Check each line of the records below and collect those holding "sind".

=== Exercise materials ===

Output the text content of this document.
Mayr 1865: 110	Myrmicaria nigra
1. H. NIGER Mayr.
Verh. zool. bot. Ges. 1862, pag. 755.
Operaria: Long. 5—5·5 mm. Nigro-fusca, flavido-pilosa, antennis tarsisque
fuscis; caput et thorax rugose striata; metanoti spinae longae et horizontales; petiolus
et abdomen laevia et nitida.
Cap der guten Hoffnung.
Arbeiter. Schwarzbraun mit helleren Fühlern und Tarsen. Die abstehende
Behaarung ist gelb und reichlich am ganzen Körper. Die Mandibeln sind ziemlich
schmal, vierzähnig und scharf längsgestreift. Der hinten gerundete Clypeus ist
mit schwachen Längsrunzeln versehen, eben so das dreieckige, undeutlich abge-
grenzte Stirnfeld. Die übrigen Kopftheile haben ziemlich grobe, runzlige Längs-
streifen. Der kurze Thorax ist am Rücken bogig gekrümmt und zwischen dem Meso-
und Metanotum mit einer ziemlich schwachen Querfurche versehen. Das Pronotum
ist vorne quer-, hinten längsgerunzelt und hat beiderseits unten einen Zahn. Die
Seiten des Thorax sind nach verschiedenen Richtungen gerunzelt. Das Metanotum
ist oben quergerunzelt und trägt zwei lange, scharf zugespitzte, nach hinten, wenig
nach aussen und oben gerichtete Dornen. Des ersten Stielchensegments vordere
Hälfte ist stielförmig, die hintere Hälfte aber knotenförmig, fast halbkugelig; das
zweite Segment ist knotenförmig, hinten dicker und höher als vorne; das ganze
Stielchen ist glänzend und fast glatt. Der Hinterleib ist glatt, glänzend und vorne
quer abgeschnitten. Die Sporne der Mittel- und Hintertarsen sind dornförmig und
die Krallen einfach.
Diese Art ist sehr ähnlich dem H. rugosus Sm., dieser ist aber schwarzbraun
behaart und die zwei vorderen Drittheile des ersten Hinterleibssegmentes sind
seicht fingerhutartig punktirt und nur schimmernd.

===

* Finished exercise *
Behaarung ist gelb und reichlich am ganzen Körper. Die Mandibeln sind ziemlich
Seiten des Thorax sind nach verschiedenen Richtungen gerunzelt. Das Metanotum
quer abgeschnitten. Die Sporne der Mittel- und Hintertarsen sind dornförmig und
behaart und die zwei vorderen Drittheile des ersten Hinterleibssegmentes sind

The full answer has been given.